__DIRECTIONS__
Each line below should be quoted exactly, please.

__SUPPLIED RECORDS__

** Begin **

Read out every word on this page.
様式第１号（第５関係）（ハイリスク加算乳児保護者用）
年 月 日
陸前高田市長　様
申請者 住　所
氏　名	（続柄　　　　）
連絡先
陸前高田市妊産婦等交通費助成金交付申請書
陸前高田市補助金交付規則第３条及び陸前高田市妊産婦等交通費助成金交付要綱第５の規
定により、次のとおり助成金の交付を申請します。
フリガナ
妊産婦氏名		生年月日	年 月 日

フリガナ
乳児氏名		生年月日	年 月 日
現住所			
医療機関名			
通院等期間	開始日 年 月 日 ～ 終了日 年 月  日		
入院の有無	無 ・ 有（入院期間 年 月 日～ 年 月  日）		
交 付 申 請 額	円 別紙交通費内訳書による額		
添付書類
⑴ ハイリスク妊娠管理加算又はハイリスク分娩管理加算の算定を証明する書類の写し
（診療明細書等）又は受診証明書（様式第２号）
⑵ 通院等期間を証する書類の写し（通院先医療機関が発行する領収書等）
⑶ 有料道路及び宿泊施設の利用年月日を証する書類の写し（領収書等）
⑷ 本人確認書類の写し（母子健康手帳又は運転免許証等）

** End **

__PROBLEM SOLUTION__
Read out every word on this page.
様式第１号（第５関係）（ハイリスク加算乳児保護者用）
年 月 日
陸前高田市長　様
申請者 住　所
氏　名	（続柄　　　　）
連絡先
陸前高田市妊産婦等交通費助成金交付申請書
陸前高田市補助金交付規則第３条及び陸前高田市妊産婦等交通費助成金交付要綱第５の規
定により、次のとおり助成金の交付を申請します。
フリガナ
妊産婦氏名		生年月日	年 月 日

フリガナ
乳児氏名		生年月日	年 月 日
現住所			
医療機関名			
通院等期間	開始日 年 月 日 ～ 終了日 年 月  日		
入院の有無	無 ・ 有（入院期間 年 月 日～ 年 月  日）		
交 付 申 請 額	円 別紙交通費内訳書による額		
添付書類
⑴ ハイリスク妊娠管理加算又はハイリスク分娩管理加算の算定を証明する書類の写し
（診療明細書等）又は受診証明書（様式第２号）
⑵ 通院等期間を証する書類の写し（通院先医療機関が発行する領収書等）
⑶ 有料道路及び宿泊施設の利用年月日を証する書類の写し（領収書等）
⑷ 本人確認書類の写し（母子健康手帳又は運転免許証等）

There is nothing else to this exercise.